DIRECTIONS.
Show all lines that include the string "research"; copy each one.

⁂

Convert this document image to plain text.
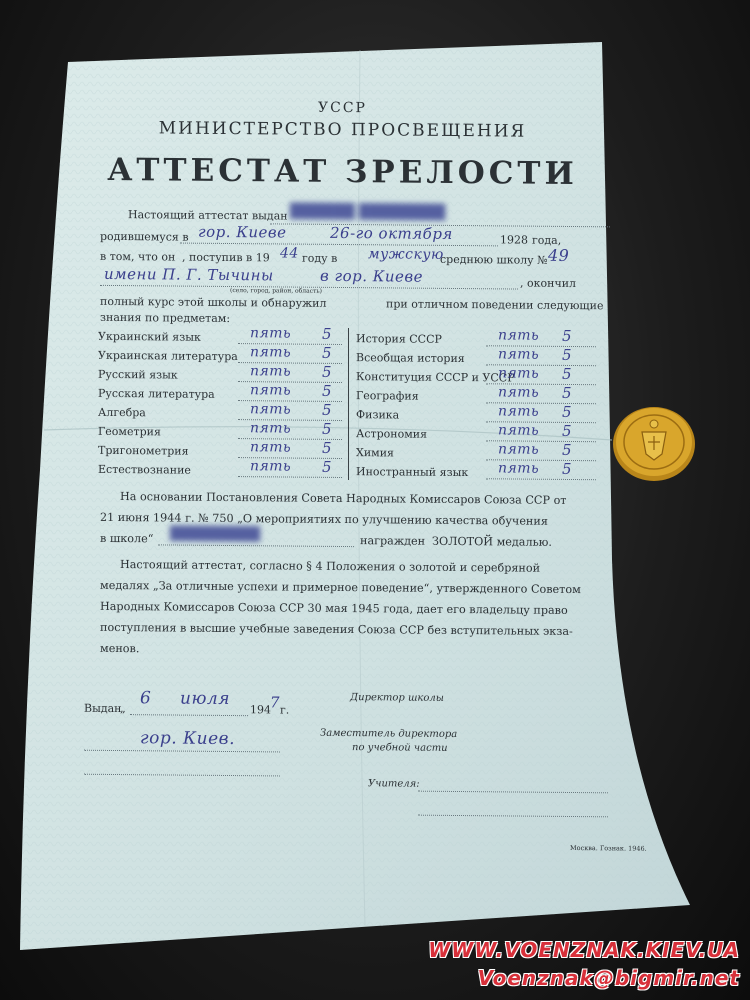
УССР
МИНИСТЕРСТВО ПРОСВЕЩЕНИЯ
АТТЕСТАТ ЗРЕЛОСТИ
Настоящий аттестат выдан ██████ ████████
родившемуся в гор. Киеве	26-го октября	19 28 года,
в том, что он , поступив в 19 44 году в мужскую
среднюю школу № 49
имени П. Г. Тычины	в гор. Киеве
(село, город, район, область)
, окончил
полный курс этой школы и обнаружил	при отличном поведении следующие
знания по предметам:
Украинский язык	пять 5
Украинская литература пять 5
Русский язык	пять 5
Русская литература	пять 5
Алгебра	пять 5
Геометрия	пять 5
Тригонометрия	пять 5
Естествознание	пять 5
История СССР	пять 5
Всеобщая история пять 5
Конституция СССР и УССР
пять 5
География	пять 5
Физика	пять 5
Астрономия	пять 5
Химия	пять 5
Иностранный язык пять 5
На основании Постановления Совета Народных Комиссаров Союза ССР от
21 июня 1944 г. № 750 „О мероприятиях по улучшению качества обучения
в школе“ █████████	награжден ЗОЛОТОЙ медалью.
Настоящий аттестат, согласно § 4 Положения о золотой и серебряной
медалях „За отличные успехи и примерное поведение“, утвержденного Советом
Народных Комиссаров Союза ССР 30 мая 1945 года, дает его владельцу право
поступления в высшие учебные заведения Союза ССР без вступительных экза-
менов.
Выдан
„
6 июля
194 7 г.
гор. Киев.
Директор школы
Заместитель директора
по учебной части
Учителя:
Москва. Гознак. 1946.
WWW.VOENZNAK.KIEV.UA
Voenznak@bigmir.net
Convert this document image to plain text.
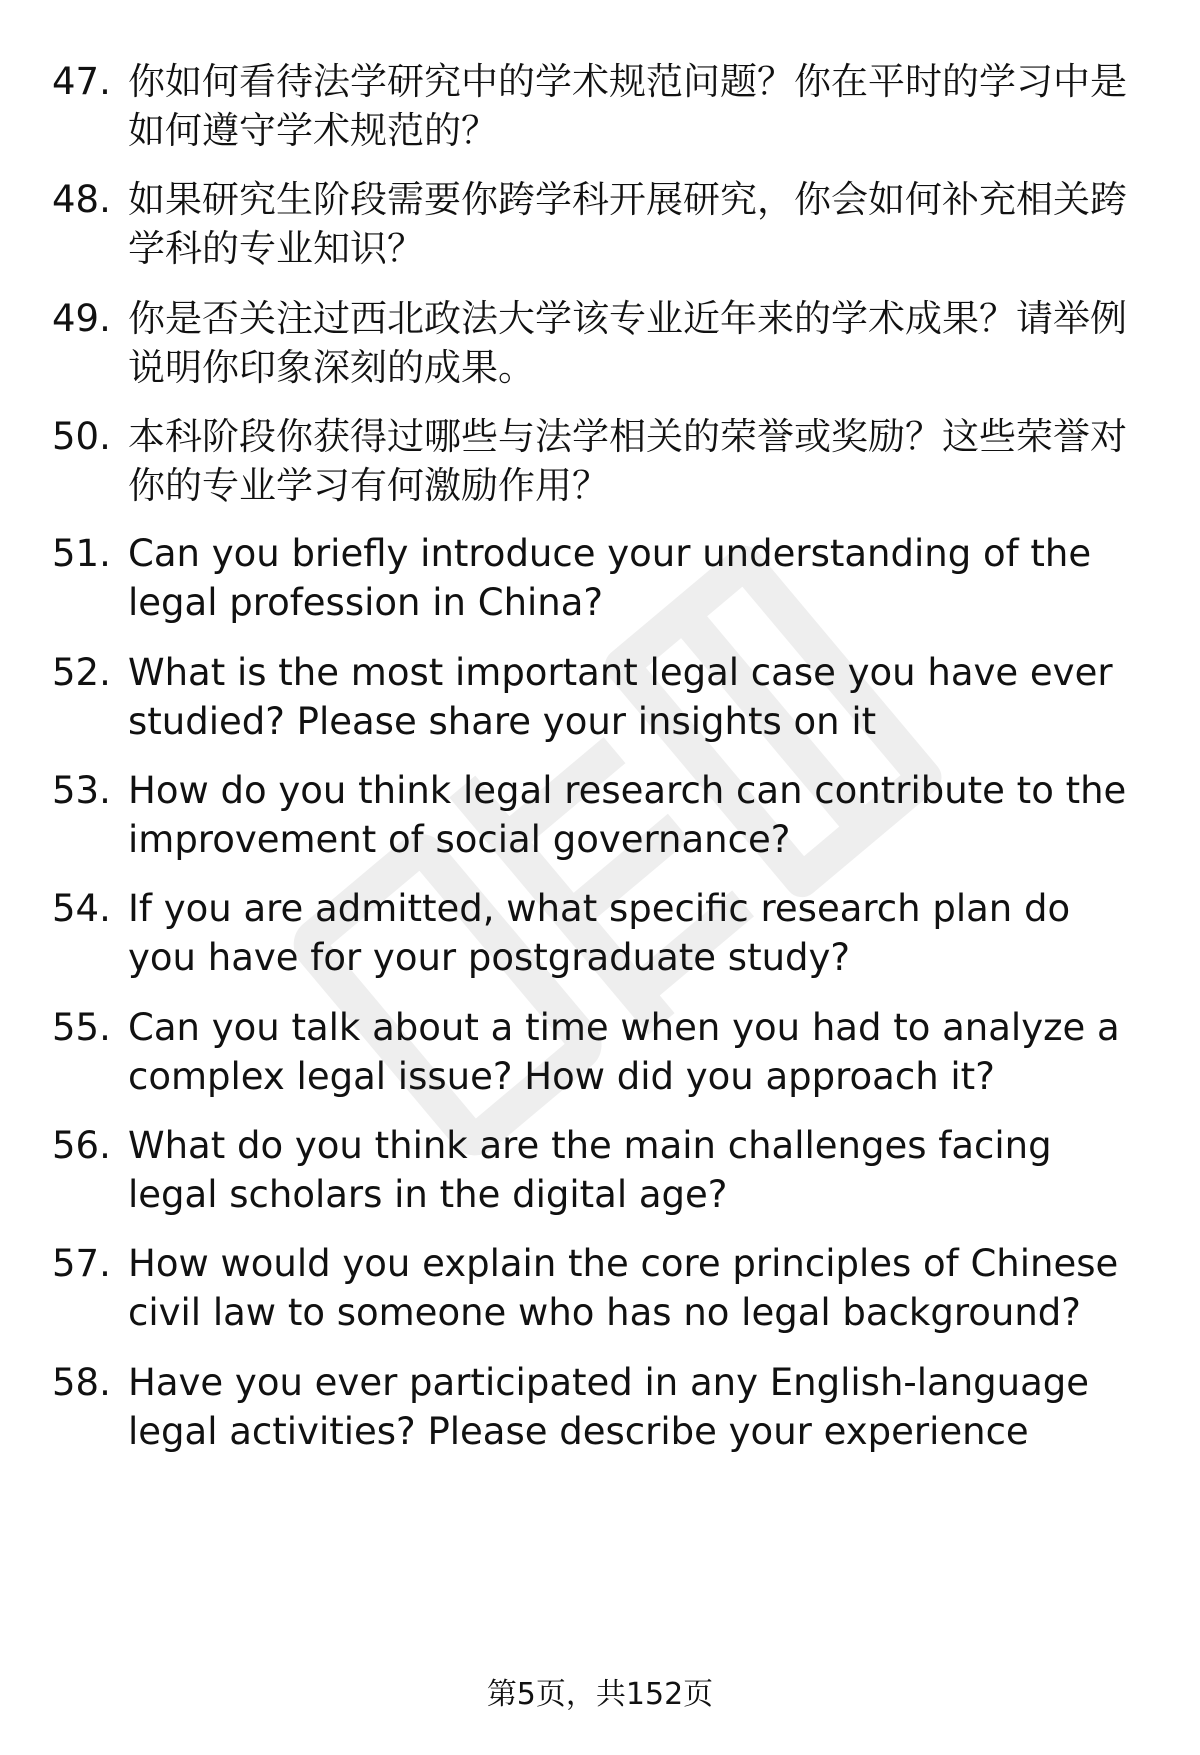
47. 你如何看待法学研究中的学术规范问题？你在平时的学习中是如何遵守学术规范的？
48. 如果研究生阶段需要你跨学科开展研究，你会如何补充相关跨学科的专业知识？
49. 你是否关注过西北政法大学该专业近年来的学术成果？请举例说明你印象深刻的成果。
50. 本科阶段你获得过哪些与法学相关的荣誉或奖励？这些荣誉对你的专业学习有何激励作用？
51. Can you briefly introduce your understanding of the legal profession in China?
52. What is the most important legal case you have ever studied? Please share your insights on it
53. How do you think legal research can contribute to the improvement of social governance?
54. If you are admitted, what specific research plan do you have for your postgraduate study?
55. Can you talk about a time when you had to analyze a complex legal issue? How did you approach it?
56. What do you think are the main challenges facing legal scholars in the digital age?
57. How would you explain the core principles of Chinese civil law to someone who has no legal background?
58. Have you ever participated in any English-language legal activities? Please describe your experience
第5页，共152页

⁂

SOLUTION TO THE EXERCISE.
53. How do you think legal research can contribute to the improvement of social governance?
54. If you are admitted, what specific research plan do you have for your postgraduate study?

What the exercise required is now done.